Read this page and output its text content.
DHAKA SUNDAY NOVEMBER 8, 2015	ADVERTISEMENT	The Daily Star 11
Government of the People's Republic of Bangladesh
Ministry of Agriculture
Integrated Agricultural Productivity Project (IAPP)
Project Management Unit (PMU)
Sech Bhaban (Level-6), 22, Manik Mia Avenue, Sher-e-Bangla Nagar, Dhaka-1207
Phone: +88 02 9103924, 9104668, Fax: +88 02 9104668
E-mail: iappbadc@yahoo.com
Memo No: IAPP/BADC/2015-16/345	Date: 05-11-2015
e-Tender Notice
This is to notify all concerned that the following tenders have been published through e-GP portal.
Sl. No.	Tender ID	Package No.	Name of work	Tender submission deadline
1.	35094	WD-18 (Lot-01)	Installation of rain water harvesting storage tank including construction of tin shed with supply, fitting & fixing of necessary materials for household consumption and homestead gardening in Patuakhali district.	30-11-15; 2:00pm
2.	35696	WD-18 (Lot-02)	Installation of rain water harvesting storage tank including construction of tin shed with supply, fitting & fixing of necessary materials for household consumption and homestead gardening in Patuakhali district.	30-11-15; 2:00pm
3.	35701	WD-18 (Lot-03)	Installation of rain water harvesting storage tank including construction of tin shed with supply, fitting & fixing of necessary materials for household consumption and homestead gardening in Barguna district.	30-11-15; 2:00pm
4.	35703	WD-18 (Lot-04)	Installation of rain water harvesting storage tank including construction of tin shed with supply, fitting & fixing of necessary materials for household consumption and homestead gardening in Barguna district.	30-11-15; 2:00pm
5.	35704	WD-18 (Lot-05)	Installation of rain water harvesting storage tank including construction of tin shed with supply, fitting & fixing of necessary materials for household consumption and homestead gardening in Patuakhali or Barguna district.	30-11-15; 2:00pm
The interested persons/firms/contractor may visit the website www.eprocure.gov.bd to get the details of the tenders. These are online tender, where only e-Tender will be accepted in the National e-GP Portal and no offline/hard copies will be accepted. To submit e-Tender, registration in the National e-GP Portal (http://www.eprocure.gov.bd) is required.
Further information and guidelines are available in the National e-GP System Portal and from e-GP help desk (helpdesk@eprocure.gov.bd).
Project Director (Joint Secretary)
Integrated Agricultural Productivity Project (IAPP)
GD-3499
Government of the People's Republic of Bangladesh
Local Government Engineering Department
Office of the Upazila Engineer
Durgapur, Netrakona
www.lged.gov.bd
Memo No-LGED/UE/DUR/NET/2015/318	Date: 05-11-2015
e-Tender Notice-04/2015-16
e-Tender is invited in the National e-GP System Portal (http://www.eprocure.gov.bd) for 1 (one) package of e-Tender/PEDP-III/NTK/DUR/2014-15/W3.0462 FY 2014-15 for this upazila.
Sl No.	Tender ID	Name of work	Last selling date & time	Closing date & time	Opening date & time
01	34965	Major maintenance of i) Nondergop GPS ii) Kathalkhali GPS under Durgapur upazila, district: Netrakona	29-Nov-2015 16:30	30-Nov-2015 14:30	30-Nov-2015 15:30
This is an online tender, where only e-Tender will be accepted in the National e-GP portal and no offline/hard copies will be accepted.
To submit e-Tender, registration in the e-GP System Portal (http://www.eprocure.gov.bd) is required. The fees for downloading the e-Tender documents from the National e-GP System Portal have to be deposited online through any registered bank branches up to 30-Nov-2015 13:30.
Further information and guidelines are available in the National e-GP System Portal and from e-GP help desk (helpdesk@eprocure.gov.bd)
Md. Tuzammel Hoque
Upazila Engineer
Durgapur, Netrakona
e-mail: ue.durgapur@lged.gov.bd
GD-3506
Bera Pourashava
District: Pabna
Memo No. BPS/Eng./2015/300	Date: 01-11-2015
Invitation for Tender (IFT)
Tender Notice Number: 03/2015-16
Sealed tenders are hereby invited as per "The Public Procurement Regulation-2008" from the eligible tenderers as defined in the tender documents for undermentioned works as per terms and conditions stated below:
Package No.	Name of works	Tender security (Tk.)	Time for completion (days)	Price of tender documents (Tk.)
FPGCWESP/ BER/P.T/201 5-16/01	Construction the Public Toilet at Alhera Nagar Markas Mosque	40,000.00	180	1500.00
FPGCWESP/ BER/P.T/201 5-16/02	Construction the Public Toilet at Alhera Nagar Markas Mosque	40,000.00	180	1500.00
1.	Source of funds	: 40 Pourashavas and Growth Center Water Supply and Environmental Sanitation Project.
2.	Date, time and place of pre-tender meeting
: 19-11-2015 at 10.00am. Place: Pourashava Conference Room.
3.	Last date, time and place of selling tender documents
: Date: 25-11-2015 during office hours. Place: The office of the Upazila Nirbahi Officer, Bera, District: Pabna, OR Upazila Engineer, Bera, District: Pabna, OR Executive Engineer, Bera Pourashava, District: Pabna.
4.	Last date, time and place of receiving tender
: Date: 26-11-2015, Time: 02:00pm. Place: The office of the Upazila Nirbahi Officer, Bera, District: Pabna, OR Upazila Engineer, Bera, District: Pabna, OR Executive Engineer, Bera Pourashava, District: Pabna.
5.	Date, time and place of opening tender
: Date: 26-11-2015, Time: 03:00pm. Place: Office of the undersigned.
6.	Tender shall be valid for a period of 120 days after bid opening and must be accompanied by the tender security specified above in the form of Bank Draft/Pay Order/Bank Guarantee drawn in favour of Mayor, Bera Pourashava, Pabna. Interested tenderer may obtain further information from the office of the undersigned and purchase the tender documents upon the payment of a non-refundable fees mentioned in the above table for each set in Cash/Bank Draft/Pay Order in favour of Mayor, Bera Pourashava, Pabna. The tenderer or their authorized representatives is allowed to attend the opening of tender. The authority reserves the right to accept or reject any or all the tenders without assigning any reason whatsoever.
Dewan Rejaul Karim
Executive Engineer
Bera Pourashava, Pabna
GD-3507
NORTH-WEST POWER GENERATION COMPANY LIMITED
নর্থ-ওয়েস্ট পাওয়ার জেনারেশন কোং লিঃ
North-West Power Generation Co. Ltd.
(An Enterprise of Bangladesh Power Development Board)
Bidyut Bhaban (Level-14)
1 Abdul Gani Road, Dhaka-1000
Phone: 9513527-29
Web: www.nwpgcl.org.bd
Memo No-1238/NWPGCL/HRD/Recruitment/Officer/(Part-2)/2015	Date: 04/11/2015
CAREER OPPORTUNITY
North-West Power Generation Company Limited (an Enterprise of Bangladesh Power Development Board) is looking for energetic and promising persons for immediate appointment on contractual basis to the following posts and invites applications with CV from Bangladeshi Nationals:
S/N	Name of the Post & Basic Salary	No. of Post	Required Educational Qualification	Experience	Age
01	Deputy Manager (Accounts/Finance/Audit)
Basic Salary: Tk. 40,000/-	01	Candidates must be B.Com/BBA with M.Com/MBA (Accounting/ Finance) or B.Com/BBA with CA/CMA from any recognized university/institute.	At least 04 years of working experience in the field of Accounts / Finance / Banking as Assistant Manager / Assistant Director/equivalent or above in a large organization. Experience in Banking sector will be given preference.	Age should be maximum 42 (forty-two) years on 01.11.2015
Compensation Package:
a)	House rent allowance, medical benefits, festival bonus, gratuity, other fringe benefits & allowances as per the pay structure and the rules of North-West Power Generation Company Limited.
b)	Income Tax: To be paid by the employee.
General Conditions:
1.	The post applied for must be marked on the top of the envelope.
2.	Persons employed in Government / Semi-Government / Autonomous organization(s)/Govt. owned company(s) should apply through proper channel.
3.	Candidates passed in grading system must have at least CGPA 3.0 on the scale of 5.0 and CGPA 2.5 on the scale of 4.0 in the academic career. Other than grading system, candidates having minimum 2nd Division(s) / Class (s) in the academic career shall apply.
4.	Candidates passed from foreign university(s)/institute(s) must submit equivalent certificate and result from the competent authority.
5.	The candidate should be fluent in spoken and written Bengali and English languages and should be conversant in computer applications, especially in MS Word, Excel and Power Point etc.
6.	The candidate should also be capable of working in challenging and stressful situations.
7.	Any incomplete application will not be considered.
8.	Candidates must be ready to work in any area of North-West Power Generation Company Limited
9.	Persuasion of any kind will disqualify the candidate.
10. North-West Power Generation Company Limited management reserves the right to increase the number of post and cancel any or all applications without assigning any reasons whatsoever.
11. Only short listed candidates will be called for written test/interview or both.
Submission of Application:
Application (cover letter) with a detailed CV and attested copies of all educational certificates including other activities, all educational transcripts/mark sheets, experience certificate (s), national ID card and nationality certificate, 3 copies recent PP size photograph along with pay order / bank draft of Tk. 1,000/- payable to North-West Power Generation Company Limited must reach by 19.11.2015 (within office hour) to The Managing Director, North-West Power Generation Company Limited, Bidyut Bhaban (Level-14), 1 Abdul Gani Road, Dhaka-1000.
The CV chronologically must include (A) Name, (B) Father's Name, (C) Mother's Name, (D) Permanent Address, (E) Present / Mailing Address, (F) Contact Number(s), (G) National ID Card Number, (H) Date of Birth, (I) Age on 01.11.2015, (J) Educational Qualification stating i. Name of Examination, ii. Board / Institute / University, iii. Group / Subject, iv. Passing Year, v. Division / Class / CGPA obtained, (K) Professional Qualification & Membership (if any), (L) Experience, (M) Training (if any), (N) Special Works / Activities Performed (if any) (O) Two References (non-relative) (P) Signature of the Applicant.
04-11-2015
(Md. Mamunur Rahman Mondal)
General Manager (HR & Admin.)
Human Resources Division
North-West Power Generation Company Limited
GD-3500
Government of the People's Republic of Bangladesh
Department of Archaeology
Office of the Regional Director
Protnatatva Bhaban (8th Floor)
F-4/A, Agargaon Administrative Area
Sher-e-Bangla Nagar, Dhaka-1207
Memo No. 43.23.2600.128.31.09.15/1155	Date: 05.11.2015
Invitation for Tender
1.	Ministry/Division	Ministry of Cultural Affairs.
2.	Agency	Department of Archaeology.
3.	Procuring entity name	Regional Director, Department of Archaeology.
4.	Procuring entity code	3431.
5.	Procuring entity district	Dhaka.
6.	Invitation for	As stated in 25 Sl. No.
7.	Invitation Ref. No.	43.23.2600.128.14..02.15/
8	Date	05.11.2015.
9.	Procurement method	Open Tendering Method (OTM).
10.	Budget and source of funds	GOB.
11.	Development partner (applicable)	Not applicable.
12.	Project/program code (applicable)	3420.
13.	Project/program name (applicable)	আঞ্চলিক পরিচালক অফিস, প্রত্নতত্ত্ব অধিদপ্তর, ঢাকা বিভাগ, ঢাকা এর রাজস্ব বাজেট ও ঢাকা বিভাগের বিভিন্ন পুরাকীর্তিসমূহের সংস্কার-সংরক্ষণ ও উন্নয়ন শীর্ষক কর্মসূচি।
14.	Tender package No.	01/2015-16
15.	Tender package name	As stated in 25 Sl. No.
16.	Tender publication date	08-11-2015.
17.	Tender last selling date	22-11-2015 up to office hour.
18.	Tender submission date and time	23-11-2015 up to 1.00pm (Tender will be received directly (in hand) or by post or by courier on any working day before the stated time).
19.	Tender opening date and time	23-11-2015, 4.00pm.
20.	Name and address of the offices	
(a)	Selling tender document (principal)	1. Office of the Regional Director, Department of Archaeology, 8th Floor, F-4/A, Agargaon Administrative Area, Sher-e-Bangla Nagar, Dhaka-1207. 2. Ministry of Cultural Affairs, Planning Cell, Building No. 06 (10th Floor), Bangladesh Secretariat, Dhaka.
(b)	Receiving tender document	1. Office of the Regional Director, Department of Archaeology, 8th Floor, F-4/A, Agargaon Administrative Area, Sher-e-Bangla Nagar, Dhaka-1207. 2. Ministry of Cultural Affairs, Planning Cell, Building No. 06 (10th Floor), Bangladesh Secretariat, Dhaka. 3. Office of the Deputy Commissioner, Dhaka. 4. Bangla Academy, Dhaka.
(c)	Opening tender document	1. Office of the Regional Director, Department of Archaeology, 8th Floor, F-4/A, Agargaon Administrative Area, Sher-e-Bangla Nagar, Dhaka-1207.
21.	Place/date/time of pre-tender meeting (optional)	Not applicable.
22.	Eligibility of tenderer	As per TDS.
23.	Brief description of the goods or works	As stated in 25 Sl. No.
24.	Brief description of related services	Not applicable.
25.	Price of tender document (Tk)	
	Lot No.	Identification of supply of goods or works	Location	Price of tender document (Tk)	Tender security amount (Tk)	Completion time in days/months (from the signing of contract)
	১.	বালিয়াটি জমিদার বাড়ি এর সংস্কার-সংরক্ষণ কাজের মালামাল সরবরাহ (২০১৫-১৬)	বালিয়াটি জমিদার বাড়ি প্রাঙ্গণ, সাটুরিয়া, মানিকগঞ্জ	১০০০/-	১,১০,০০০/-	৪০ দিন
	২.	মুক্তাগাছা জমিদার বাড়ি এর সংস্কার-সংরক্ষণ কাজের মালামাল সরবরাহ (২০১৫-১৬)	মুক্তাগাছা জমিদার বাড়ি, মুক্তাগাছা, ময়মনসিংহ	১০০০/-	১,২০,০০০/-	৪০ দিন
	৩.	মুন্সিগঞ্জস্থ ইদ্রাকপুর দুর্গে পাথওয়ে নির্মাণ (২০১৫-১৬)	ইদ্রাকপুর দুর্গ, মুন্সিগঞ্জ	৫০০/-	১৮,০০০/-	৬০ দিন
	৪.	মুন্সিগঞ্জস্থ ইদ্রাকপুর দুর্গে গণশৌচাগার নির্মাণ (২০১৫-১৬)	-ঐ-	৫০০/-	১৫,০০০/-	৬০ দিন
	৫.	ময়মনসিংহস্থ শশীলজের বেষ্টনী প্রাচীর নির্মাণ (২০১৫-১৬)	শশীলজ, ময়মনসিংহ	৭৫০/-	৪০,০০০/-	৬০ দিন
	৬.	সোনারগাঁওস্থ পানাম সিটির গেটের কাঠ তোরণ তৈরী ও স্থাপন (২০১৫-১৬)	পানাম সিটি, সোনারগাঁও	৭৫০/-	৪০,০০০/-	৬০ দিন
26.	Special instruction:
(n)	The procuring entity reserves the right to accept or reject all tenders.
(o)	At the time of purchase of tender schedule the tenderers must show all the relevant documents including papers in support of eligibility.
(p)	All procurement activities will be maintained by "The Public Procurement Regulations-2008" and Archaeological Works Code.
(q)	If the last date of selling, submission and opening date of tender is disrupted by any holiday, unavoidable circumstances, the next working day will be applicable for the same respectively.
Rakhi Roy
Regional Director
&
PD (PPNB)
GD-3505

▬▬▬▬▬▬

How many lines of the data contain the word "invited"? Answer with the number alone.

• Exercise response: 2